Quote every line as written. Omit pictures.

** Start **

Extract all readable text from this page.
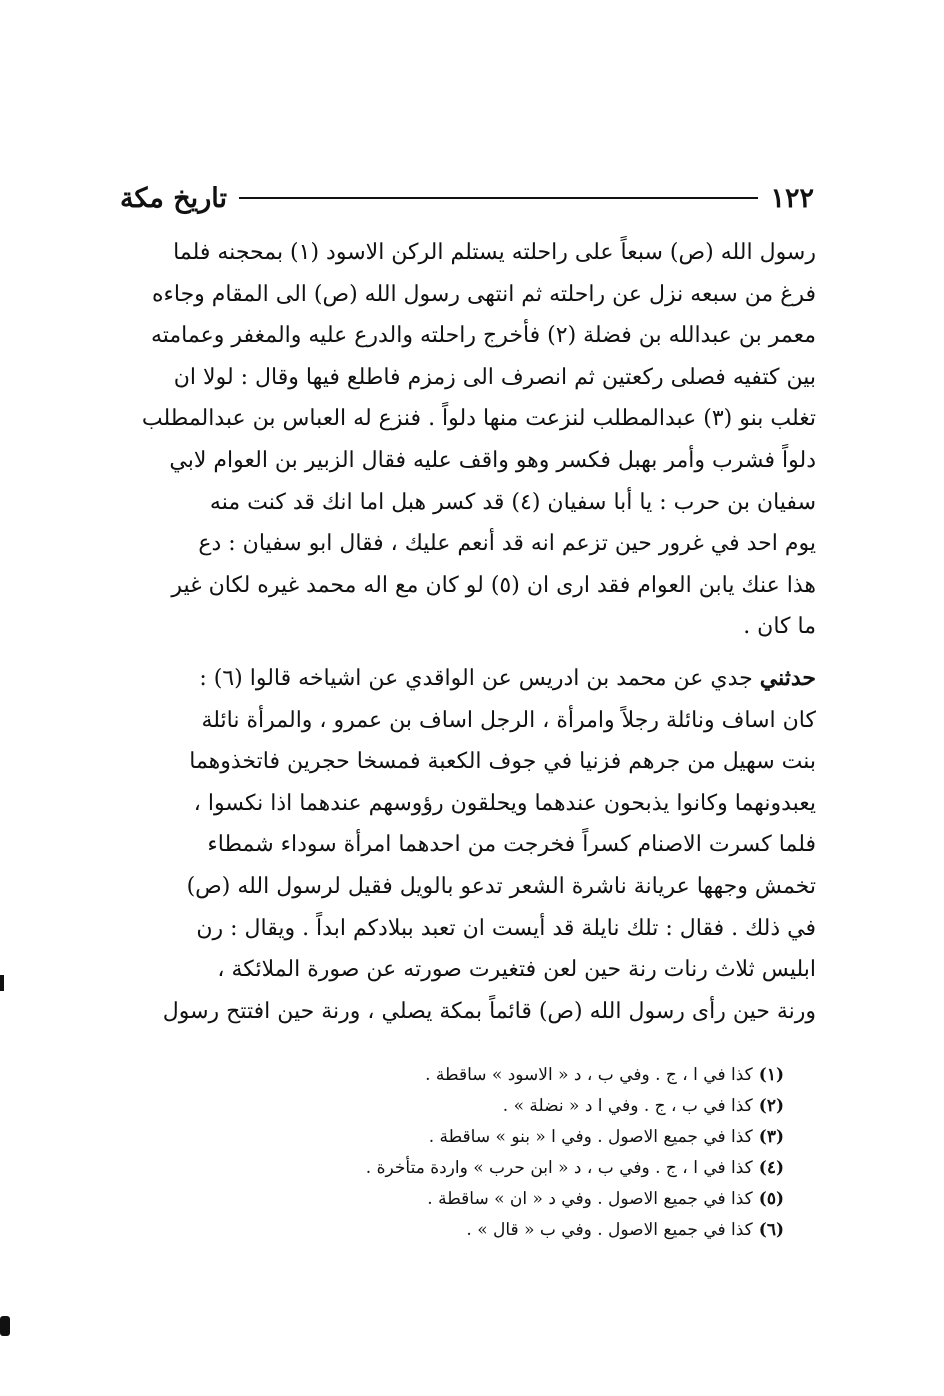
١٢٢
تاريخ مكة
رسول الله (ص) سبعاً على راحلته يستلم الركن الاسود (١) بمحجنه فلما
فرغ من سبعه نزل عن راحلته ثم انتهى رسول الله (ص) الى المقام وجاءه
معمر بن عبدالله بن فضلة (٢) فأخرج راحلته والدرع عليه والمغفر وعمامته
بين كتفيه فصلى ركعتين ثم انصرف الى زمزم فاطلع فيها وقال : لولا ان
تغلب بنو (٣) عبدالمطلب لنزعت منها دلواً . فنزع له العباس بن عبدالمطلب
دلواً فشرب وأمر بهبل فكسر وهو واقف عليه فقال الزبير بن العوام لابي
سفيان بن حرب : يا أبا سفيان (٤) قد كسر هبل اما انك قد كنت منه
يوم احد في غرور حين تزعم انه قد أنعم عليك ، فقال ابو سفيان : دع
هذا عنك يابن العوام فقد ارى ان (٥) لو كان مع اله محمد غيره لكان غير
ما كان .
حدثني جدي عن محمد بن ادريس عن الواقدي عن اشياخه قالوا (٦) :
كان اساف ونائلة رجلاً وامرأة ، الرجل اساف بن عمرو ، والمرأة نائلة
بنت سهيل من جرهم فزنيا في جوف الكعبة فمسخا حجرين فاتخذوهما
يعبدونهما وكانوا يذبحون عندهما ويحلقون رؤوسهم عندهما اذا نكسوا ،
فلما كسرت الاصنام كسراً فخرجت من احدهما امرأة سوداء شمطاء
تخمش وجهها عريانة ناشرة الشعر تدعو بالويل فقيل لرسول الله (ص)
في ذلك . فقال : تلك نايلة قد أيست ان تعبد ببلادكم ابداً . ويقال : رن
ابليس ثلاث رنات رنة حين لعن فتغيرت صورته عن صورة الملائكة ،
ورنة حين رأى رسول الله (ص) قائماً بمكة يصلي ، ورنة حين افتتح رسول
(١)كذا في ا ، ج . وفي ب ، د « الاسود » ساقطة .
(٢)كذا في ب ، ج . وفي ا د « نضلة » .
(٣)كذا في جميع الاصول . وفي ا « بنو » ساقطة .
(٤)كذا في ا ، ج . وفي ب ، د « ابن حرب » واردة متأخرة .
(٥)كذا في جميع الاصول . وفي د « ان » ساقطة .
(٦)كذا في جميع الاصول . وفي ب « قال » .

** End **

▶ [Full output]:
Extract all readable text from this page.
١٢٢
تاريخ مكة
رسول الله (ص) سبعاً على راحلته يستلم الركن الاسود (١) بمحجنه فلما
فرغ من سبعه نزل عن راحلته ثم انتهى رسول الله (ص) الى المقام وجاءه
معمر بن عبدالله بن فضلة (٢) فأخرج راحلته والدرع عليه والمغفر وعمامته
بين كتفيه فصلى ركعتين ثم انصرف الى زمزم فاطلع فيها وقال : لولا ان
تغلب بنو (٣) عبدالمطلب لنزعت منها دلواً . فنزع له العباس بن عبدالمطلب
دلواً فشرب وأمر بهبل فكسر وهو واقف عليه فقال الزبير بن العوام لابي
سفيان بن حرب : يا أبا سفيان (٤) قد كسر هبل اما انك قد كنت منه
يوم احد في غرور حين تزعم انه قد أنعم عليك ، فقال ابو سفيان : دع
هذا عنك يابن العوام فقد ارى ان (٥) لو كان مع اله محمد غيره لكان غير
ما كان .
حدثني جدي عن محمد بن ادريس عن الواقدي عن اشياخه قالوا (٦) :
كان اساف ونائلة رجلاً وامرأة ، الرجل اساف بن عمرو ، والمرأة نائلة
بنت سهيل من جرهم فزنيا في جوف الكعبة فمسخا حجرين فاتخذوهما
يعبدونهما وكانوا يذبحون عندهما ويحلقون رؤوسهم عندهما اذا نكسوا ،
فلما كسرت الاصنام كسراً فخرجت من احدهما امرأة سوداء شمطاء
تخمش وجهها عريانة ناشرة الشعر تدعو بالويل فقيل لرسول الله (ص)
في ذلك . فقال : تلك نايلة قد أيست ان تعبد ببلادكم ابداً . ويقال : رن
ابليس ثلاث رنات رنة حين لعن فتغيرت صورته عن صورة الملائكة ،
ورنة حين رأى رسول الله (ص) قائماً بمكة يصلي ، ورنة حين افتتح رسول
(١)كذا في ا ، ج . وفي ب ، د « الاسود » ساقطة .
(٢)كذا في ب ، ج . وفي ا د « نضلة » .
(٣)كذا في جميع الاصول . وفي ا « بنو » ساقطة .
(٤)كذا في ا ، ج . وفي ب ، د « ابن حرب » واردة متأخرة .
(٥)كذا في جميع الاصول . وفي د « ان » ساقطة .
(٦)كذا في جميع الاصول . وفي ب « قال » .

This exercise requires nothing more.